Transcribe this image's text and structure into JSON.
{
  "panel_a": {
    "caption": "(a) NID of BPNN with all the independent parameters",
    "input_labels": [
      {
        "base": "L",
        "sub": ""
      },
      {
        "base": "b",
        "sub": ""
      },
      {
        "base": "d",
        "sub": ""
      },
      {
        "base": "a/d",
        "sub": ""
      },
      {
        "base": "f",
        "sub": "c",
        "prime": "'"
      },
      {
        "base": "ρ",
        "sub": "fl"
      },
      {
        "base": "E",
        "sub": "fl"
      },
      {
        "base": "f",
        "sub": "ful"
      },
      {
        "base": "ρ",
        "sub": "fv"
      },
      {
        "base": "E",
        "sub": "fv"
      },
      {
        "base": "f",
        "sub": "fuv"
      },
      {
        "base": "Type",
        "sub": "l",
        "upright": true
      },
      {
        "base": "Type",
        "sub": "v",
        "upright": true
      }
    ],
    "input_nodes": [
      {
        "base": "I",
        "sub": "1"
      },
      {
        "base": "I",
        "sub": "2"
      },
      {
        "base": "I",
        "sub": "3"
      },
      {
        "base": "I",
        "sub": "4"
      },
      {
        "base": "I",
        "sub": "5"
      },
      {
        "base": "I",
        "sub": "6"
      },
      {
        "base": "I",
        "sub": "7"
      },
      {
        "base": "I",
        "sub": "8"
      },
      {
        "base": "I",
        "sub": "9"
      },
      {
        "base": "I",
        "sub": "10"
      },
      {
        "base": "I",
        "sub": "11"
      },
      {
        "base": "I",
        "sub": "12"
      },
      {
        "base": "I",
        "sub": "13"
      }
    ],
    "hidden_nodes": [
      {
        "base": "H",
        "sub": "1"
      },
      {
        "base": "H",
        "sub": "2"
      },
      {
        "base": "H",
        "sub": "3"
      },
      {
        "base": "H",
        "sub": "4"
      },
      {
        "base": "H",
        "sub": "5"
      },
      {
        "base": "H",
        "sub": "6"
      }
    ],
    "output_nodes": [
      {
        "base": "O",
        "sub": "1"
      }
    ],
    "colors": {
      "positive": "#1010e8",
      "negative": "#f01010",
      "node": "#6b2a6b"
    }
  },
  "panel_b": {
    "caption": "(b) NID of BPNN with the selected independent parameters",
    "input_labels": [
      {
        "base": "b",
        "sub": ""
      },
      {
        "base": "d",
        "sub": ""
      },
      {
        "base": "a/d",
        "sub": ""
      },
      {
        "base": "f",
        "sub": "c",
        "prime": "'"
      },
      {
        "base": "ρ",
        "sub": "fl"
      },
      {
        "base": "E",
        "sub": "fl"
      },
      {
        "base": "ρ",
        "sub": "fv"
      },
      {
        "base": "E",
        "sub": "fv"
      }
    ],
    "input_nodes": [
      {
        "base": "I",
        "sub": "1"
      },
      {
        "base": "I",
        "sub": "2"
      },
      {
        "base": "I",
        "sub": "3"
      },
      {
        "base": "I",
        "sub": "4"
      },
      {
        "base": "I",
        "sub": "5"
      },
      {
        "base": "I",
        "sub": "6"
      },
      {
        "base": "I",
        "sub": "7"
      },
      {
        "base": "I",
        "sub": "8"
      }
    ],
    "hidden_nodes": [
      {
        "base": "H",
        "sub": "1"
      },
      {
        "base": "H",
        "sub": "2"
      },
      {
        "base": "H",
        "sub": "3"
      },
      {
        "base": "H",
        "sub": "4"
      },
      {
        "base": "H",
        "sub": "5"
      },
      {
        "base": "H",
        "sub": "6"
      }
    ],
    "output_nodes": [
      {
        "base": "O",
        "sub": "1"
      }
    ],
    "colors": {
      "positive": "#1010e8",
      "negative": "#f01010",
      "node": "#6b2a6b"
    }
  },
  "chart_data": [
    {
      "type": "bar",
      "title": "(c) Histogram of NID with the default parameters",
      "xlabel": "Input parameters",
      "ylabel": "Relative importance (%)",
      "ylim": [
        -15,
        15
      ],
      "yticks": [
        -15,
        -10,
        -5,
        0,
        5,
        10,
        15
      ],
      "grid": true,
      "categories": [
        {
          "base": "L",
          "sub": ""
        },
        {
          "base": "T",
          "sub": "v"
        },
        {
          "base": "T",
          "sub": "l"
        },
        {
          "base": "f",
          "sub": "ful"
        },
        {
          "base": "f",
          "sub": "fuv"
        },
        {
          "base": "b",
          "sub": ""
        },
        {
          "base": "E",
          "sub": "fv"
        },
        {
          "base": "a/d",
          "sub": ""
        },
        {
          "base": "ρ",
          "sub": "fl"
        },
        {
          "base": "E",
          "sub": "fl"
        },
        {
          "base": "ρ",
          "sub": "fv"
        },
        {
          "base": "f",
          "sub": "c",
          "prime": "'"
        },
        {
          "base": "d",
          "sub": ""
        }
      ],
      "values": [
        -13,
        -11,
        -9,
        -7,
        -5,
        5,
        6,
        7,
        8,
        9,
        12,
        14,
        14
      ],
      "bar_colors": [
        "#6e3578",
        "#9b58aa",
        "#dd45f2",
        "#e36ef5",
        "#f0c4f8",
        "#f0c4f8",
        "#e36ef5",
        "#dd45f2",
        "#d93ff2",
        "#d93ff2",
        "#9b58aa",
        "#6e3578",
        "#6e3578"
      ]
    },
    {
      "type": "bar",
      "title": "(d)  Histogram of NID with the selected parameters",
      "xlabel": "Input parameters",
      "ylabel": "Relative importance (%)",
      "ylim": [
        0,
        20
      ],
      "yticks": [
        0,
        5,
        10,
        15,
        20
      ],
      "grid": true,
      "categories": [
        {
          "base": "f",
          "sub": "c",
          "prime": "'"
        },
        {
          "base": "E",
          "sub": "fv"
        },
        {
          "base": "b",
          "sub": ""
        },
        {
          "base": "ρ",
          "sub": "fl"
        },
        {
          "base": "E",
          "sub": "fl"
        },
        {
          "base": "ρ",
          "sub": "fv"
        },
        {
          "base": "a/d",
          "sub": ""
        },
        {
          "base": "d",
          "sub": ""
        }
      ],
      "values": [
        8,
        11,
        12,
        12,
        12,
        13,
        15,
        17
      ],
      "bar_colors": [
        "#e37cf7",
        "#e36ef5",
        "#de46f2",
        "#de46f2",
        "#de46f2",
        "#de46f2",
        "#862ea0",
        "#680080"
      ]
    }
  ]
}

● **Work required**: All of the data shown above must be copied exactly.

● **Task output**:
Transcribe this image's text and structure into JSON.
{
  "panel_a": {
    "caption": "(a) NID of BPNN with all the independent parameters",
    "input_labels": [
      {
        "base": "L",
        "sub": ""
      },
      {
        "base": "b",
        "sub": ""
      },
      {
        "base": "d",
        "sub": ""
      },
      {
        "base": "a/d",
        "sub": ""
      },
      {
        "base": "f",
        "sub": "c",
        "prime": "'"
      },
      {
        "base": "ρ",
        "sub": "fl"
      },
      {
        "base": "E",
        "sub": "fl"
      },
      {
        "base": "f",
        "sub": "ful"
      },
      {
        "base": "ρ",
        "sub": "fv"
      },
      {
        "base": "E",
        "sub": "fv"
      },
      {
        "base": "f",
        "sub": "fuv"
      },
      {
        "base": "Type",
        "sub": "l",
        "upright": true
      },
      {
        "base": "Type",
        "sub": "v",
        "upright": true
      }
    ],
    "input_nodes": [
      {
        "base": "I",
        "sub": "1"
      },
      {
        "base": "I",
        "sub": "2"
      },
      {
        "base": "I",
        "sub": "3"
      },
      {
        "base": "I",
        "sub": "4"
      },
      {
        "base": "I",
        "sub": "5"
      },
      {
        "base": "I",
        "sub": "6"
      },
      {
        "base": "I",
        "sub": "7"
      },
      {
        "base": "I",
        "sub": "8"
      },
      {
        "base": "I",
        "sub": "9"
      },
      {
        "base": "I",
        "sub": "10"
      },
      {
        "base": "I",
        "sub": "11"
      },
      {
        "base": "I",
        "sub": "12"
      },
      {
        "base": "I",
        "sub": "13"
      }
    ],
    "hidden_nodes": [
      {
        "base": "H",
        "sub": "1"
      },
      {
        "base": "H",
        "sub": "2"
      },
      {
        "base": "H",
        "sub": "3"
      },
      {
        "base": "H",
        "sub": "4"
      },
      {
        "base": "H",
        "sub": "5"
      },
      {
        "base": "H",
        "sub": "6"
      }
    ],
    "output_nodes": [
      {
        "base": "O",
        "sub": "1"
      }
    ],
    "colors": {
      "positive": "#1010e8",
      "negative": "#f01010",
      "node": "#6b2a6b"
    }
  },
  "panel_b": {
    "caption": "(b) NID of BPNN with the selected independent parameters",
    "input_labels": [
      {
        "base": "b",
        "sub": ""
      },
      {
        "base": "d",
        "sub": ""
      },
      {
        "base": "a/d",
        "sub": ""
      },
      {
        "base": "f",
        "sub": "c",
        "prime": "'"
      },
      {
        "base": "ρ",
        "sub": "fl"
      },
      {
        "base": "E",
        "sub": "fl"
      },
      {
        "base": "ρ",
        "sub": "fv"
      },
      {
        "base": "E",
        "sub": "fv"
      }
    ],
    "input_nodes": [
      {
        "base": "I",
        "sub": "1"
      },
      {
        "base": "I",
        "sub": "2"
      },
      {
        "base": "I",
        "sub": "3"
      },
      {
        "base": "I",
        "sub": "4"
      },
      {
        "base": "I",
        "sub": "5"
      },
      {
        "base": "I",
        "sub": "6"
      },
      {
        "base": "I",
        "sub": "7"
      },
      {
        "base": "I",
        "sub": "8"
      }
    ],
    "hidden_nodes": [
      {
        "base": "H",
        "sub": "1"
      },
      {
        "base": "H",
        "sub": "2"
      },
      {
        "base": "H",
        "sub": "3"
      },
      {
        "base": "H",
        "sub": "4"
      },
      {
        "base": "H",
        "sub": "5"
      },
      {
        "base": "H",
        "sub": "6"
      }
    ],
    "output_nodes": [
      {
        "base": "O",
        "sub": "1"
      }
    ],
    "colors": {
      "positive": "#1010e8",
      "negative": "#f01010",
      "node": "#6b2a6b"
    }
  },
  "chart_data": [
    {
      "type": "bar",
      "title": "(c) Histogram of NID with the default parameters",
      "xlabel": "Input parameters",
      "ylabel": "Relative importance (%)",
      "ylim": [
        -15,
        15
      ],
      "yticks": [
        -15,
        -10,
        -5,
        0,
        5,
        10,
        15
      ],
      "grid": true,
      "categories": [
        {
          "base": "L",
          "sub": ""
        },
        {
          "base": "T",
          "sub": "v"
        },
        {
          "base": "T",
          "sub": "l"
        },
        {
          "base": "f",
          "sub": "ful"
        },
        {
          "base": "f",
          "sub": "fuv"
        },
        {
          "base": "b",
          "sub": ""
        },
        {
          "base": "E",
          "sub": "fv"
        },
        {
          "base": "a/d",
          "sub": ""
        },
        {
          "base": "ρ",
          "sub": "fl"
        },
        {
          "base": "E",
          "sub": "fl"
        },
        {
          "base": "ρ",
          "sub": "fv"
        },
        {
          "base": "f",
          "sub": "c",
          "prime": "'"
        },
        {
          "base": "d",
          "sub": ""
        }
      ],
      "values": [
        -13,
        -11,
        -9,
        -7,
        -5,
        5,
        6,
        7,
        8,
        9,
        12,
        14,
        14
      ],
      "bar_colors": [
        "#6e3578",
        "#9b58aa",
        "#dd45f2",
        "#e36ef5",
        "#f0c4f8",
        "#f0c4f8",
        "#e36ef5",
        "#dd45f2",
        "#d93ff2",
        "#d93ff2",
        "#9b58aa",
        "#6e3578",
        "#6e3578"
      ]
    },
    {
      "type": "bar",
      "title": "(d)  Histogram of NID with the selected parameters",
      "xlabel": "Input parameters",
      "ylabel": "Relative importance (%)",
      "ylim": [
        0,
        20
      ],
      "yticks": [
        0,
        5,
        10,
        15,
        20
      ],
      "grid": true,
      "categories": [
        {
          "base": "f",
          "sub": "c",
          "prime": "'"
        },
        {
          "base": "E",
          "sub": "fv"
        },
        {
          "base": "b",
          "sub": ""
        },
        {
          "base": "ρ",
          "sub": "fl"
        },
        {
          "base": "E",
          "sub": "fl"
        },
        {
          "base": "ρ",
          "sub": "fv"
        },
        {
          "base": "a/d",
          "sub": ""
        },
        {
          "base": "d",
          "sub": ""
        }
      ],
      "values": [
        8,
        11,
        12,
        12,
        12,
        13,
        15,
        17
      ],
      "bar_colors": [
        "#e37cf7",
        "#e36ef5",
        "#de46f2",
        "#de46f2",
        "#de46f2",
        "#de46f2",
        "#862ea0",
        "#680080"
      ]
    }
  ]
}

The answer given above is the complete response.